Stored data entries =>

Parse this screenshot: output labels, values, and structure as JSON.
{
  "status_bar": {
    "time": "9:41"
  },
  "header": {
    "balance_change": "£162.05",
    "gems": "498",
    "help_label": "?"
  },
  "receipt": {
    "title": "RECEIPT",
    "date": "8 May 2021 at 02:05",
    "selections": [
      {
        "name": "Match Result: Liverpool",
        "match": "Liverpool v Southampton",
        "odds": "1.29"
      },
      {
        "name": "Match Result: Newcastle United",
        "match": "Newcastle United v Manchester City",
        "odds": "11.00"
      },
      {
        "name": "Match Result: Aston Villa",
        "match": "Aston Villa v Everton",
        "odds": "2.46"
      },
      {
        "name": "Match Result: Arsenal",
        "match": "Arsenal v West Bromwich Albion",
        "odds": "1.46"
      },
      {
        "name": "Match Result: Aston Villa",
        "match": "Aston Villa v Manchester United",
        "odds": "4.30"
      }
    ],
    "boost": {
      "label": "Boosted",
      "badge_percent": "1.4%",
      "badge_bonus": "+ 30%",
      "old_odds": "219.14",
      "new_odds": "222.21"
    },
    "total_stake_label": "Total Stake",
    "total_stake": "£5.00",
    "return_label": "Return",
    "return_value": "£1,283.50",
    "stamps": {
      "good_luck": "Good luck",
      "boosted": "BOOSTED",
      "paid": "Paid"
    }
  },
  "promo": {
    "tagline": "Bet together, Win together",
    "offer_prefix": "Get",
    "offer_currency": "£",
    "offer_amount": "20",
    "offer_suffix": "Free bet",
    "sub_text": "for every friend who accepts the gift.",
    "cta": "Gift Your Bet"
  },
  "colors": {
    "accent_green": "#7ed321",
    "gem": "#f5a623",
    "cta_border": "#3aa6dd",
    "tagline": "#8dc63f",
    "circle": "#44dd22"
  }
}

What is required => Transcribe the material above in its entirety. Match it exactly.

Response to this task =>
Parse this screenshot: output labels, values, and structure as JSON.
{
  "status_bar": {
    "time": "9:41"
  },
  "header": {
    "balance_change": "£162.05",
    "gems": "498",
    "help_label": "?"
  },
  "receipt": {
    "title": "RECEIPT",
    "date": "8 May 2021 at 02:05",
    "selections": [
      {
        "name": "Match Result: Liverpool",
        "match": "Liverpool v Southampton",
        "odds": "1.29"
      },
      {
        "name": "Match Result: Newcastle United",
        "match": "Newcastle United v Manchester City",
        "odds": "11.00"
      },
      {
        "name": "Match Result: Aston Villa",
        "match": "Aston Villa v Everton",
        "odds": "2.46"
      },
      {
        "name": "Match Result: Arsenal",
        "match": "Arsenal v West Bromwich Albion",
        "odds": "1.46"
      },
      {
        "name": "Match Result: Aston Villa",
        "match": "Aston Villa v Manchester United",
        "odds": "4.30"
      }
    ],
    "boost": {
      "label": "Boosted",
      "badge_percent": "1.4%",
      "badge_bonus": "+ 30%",
      "old_odds": "219.14",
      "new_odds": "222.21"
    },
    "total_stake_label": "Total Stake",
    "total_stake": "£5.00",
    "return_label": "Return",
    "return_value": "£1,283.50",
    "stamps": {
      "good_luck": "Good luck",
      "boosted": "BOOSTED",
      "paid": "Paid"
    }
  },
  "promo": {
    "tagline": "Bet together, Win together",
    "offer_prefix": "Get",
    "offer_currency": "£",
    "offer_amount": "20",
    "offer_suffix": "Free bet",
    "sub_text": "for every friend who accepts the gift.",
    "cta": "Gift Your Bet"
  },
  "colors": {
    "accent_green": "#7ed321",
    "gem": "#f5a623",
    "cta_border": "#3aa6dd",
    "tagline": "#8dc63f",
    "circle": "#44dd22"
  }
}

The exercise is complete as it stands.